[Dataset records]

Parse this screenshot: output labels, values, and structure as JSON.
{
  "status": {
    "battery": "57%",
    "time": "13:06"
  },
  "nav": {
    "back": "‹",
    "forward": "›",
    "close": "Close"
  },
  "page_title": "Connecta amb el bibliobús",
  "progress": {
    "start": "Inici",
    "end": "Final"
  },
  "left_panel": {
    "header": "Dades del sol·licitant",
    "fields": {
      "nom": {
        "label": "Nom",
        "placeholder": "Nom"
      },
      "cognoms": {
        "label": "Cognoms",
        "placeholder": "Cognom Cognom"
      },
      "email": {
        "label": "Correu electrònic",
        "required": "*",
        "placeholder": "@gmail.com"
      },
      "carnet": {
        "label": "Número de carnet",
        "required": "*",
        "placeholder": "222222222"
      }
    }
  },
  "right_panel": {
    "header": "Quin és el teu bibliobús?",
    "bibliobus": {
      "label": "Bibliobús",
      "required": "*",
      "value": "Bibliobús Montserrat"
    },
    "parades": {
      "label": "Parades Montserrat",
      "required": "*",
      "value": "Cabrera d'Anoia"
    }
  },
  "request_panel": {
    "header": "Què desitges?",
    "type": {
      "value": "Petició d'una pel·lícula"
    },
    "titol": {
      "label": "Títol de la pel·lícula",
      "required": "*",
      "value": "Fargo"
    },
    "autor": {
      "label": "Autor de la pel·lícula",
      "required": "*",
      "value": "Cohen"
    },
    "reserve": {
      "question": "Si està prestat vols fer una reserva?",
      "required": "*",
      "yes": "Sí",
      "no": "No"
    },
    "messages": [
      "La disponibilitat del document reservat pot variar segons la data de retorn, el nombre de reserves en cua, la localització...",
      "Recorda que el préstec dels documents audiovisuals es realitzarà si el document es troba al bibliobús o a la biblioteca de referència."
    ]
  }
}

■ EXERCISE REQUIREMENTS
Which lines contain "placeholder"? Copy each of them out.

■ COMPLETED EXERCISE
        "placeholder": "Nom"
        "placeholder": "Cognom Cognom"
        "placeholder": "@gmail.com"
        "placeholder": "222222222"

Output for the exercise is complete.